What this task involves:
Write the entries below out again exactly; any picture in them stays out.

Raw records:
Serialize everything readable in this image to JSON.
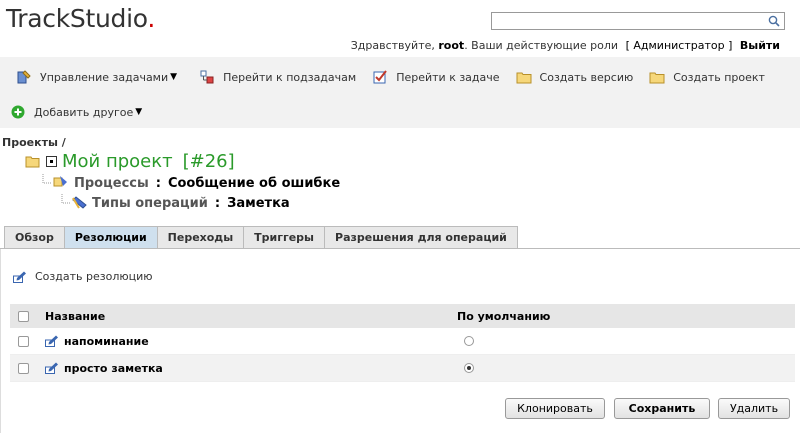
{
  "app": {
    "logo_main": "TrackStudio",
    "logo_dot": "."
  },
  "search": {
    "value": "",
    "placeholder": ""
  },
  "greeting": {
    "hello": "Здравствуйте,",
    "user": "root",
    "roles_text": ". Ваши действующие роли",
    "role": "[ Администратор ]",
    "logout": "Выйти"
  },
  "toolbar": {
    "manage_tasks": "Управление задачами",
    "go_subtasks": "Перейти к подзадачам",
    "go_task": "Перейти к задаче",
    "create_version": "Создать версию",
    "create_project": "Создать проект",
    "add_other": "Добавить другое"
  },
  "breadcrumb": "Проекты /",
  "tree": {
    "project_title": "Мой проект",
    "project_id": "[#26]",
    "process_label": "Процессы",
    "process_value": "Сообщение об ошибке",
    "optype_label": "Типы операций",
    "optype_value": "Заметка",
    "sep": ":"
  },
  "tabs": [
    {
      "label": "Обзор",
      "active": false
    },
    {
      "label": "Резолюции",
      "active": true
    },
    {
      "label": "Переходы",
      "active": false
    },
    {
      "label": "Триггеры",
      "active": false
    },
    {
      "label": "Разрешения для операций",
      "active": false
    }
  ],
  "create_resolution": "Создать резолюцию",
  "table": {
    "columns": {
      "name": "Название",
      "default": "По умолчанию"
    },
    "rows": [
      {
        "name": "напоминание",
        "default": false
      },
      {
        "name": "просто заметка",
        "default": true
      }
    ]
  },
  "buttons": {
    "clone": "Клонировать",
    "save": "Сохранить",
    "delete": "Удалить"
  },
  "colors": {
    "accent": "#2a9a2a",
    "tab_active": "#cfe0ee",
    "toolbar_bg": "#f2f2f2",
    "logo_dot": "#cc0000"
  },
  "icons": {
    "collapse": "collapse-panel-icon",
    "manage": "tools-icon",
    "subtasks": "subtasks-icon",
    "task": "checkbox-task-icon",
    "folder": "folder-icon",
    "add": "plus-circle-icon",
    "edit": "edit-pencil-icon"
  }
}
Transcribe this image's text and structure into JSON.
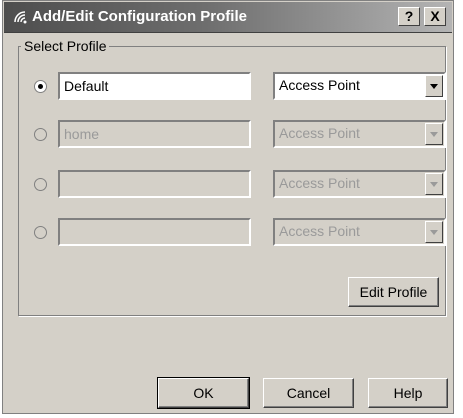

Right answer:
Serialize everything readable in this image to JSON.
{
  "app": {
    "logo_main": "TrackStudio",
    "logo_dot": "."
  },
  "search": {
    "value": "",
    "placeholder": ""
  },
  "greeting": {
    "hello": "Здравствуйте,",
    "user": "root",
    "roles_text": ". Ваши действующие роли",
    "role": "[ Администратор ]",
    "logout": "Выйти"
  },
  "toolbar": {
    "manage_tasks": "Управление задачами",
    "go_subtasks": "Перейти к подзадачам",
    "go_task": "Перейти к задаче",
    "create_version": "Создать версию",
    "create_project": "Создать проект",
    "add_other": "Добавить другое"
  },
  "breadcrumb": "Проекты /",
  "tree": {
    "project_title": "Мой проект",
    "project_id": "[#26]",
    "process_label": "Процессы",
    "process_value": "Сообщение об ошибке",
    "optype_label": "Типы операций",
    "optype_value": "Заметка",
    "sep": ":"
  },
  "tabs": [
    {
      "label": "Обзор",
      "active": false
    },
    {
      "label": "Резолюции",
      "active": true
    },
    {
      "label": "Переходы",
      "active": false
    },
    {
      "label": "Триггеры",
      "active": false
    },
    {
      "label": "Разрешения для операций",
      "active": false
    }
  ],
  "create_resolution": "Создать резолюцию",
  "table": {
    "columns": {
      "name": "Название",
      "default": "По умолчанию"
    },
    "rows": [
      {
        "name": "напоминание",
        "default": false
      },
      {
        "name": "просто заметка",
        "default": true
      }
    ]
  },
  "buttons": {
    "clone": "Клонировать",
    "save": "Сохранить",
    "delete": "Удалить"
  },
  "colors": {
    "accent": "#2a9a2a",
    "tab_active": "#cfe0ee",
    "toolbar_bg": "#f2f2f2",
    "logo_dot": "#cc0000"
  },
  "icons": {
    "collapse": "collapse-panel-icon",
    "manage": "tools-icon",
    "subtasks": "subtasks-icon",
    "task": "checkbox-task-icon",
    "folder": "folder-icon",
    "add": "plus-circle-icon",
    "edit": "edit-pencil-icon"
  }
}
Transcribe this image's text and structure into JSON.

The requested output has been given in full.